● **MATERIAL**:
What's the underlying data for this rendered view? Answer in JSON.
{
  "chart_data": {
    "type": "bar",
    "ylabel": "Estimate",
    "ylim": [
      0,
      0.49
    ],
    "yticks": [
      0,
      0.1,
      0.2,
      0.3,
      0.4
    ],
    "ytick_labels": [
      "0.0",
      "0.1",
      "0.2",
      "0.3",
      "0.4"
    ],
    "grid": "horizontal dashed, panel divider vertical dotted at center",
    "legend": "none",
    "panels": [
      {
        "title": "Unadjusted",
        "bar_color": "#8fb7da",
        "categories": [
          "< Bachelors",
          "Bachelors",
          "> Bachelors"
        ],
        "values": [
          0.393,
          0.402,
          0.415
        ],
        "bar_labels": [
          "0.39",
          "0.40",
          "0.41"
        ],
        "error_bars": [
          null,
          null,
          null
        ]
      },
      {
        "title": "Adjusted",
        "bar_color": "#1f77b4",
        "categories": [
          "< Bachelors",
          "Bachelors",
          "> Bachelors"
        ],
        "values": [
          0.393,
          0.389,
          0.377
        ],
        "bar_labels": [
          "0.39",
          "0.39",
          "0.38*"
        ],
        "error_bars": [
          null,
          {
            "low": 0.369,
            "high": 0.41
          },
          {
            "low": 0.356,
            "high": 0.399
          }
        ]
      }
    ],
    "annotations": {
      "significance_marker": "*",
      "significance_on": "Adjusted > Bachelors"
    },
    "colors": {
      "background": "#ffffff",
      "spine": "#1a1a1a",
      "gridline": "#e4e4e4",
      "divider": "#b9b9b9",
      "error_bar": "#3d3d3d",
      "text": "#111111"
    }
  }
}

● **STATED GOAL**: Reproduce the full listing above, character for character.

● **REPLY**:
What's the underlying data for this rendered view? Answer in JSON.
{
  "chart_data": {
    "type": "bar",
    "ylabel": "Estimate",
    "ylim": [
      0,
      0.49
    ],
    "yticks": [
      0,
      0.1,
      0.2,
      0.3,
      0.4
    ],
    "ytick_labels": [
      "0.0",
      "0.1",
      "0.2",
      "0.3",
      "0.4"
    ],
    "grid": "horizontal dashed, panel divider vertical dotted at center",
    "legend": "none",
    "panels": [
      {
        "title": "Unadjusted",
        "bar_color": "#8fb7da",
        "categories": [
          "< Bachelors",
          "Bachelors",
          "> Bachelors"
        ],
        "values": [
          0.393,
          0.402,
          0.415
        ],
        "bar_labels": [
          "0.39",
          "0.40",
          "0.41"
        ],
        "error_bars": [
          null,
          null,
          null
        ]
      },
      {
        "title": "Adjusted",
        "bar_color": "#1f77b4",
        "categories": [
          "< Bachelors",
          "Bachelors",
          "> Bachelors"
        ],
        "values": [
          0.393,
          0.389,
          0.377
        ],
        "bar_labels": [
          "0.39",
          "0.39",
          "0.38*"
        ],
        "error_bars": [
          null,
          {
            "low": 0.369,
            "high": 0.41
          },
          {
            "low": 0.356,
            "high": 0.399
          }
        ]
      }
    ],
    "annotations": {
      "significance_marker": "*",
      "significance_on": "Adjusted > Bachelors"
    },
    "colors": {
      "background": "#ffffff",
      "spine": "#1a1a1a",
      "gridline": "#e4e4e4",
      "divider": "#b9b9b9",
      "error_bar": "#3d3d3d",
      "text": "#111111"
    }
  }
}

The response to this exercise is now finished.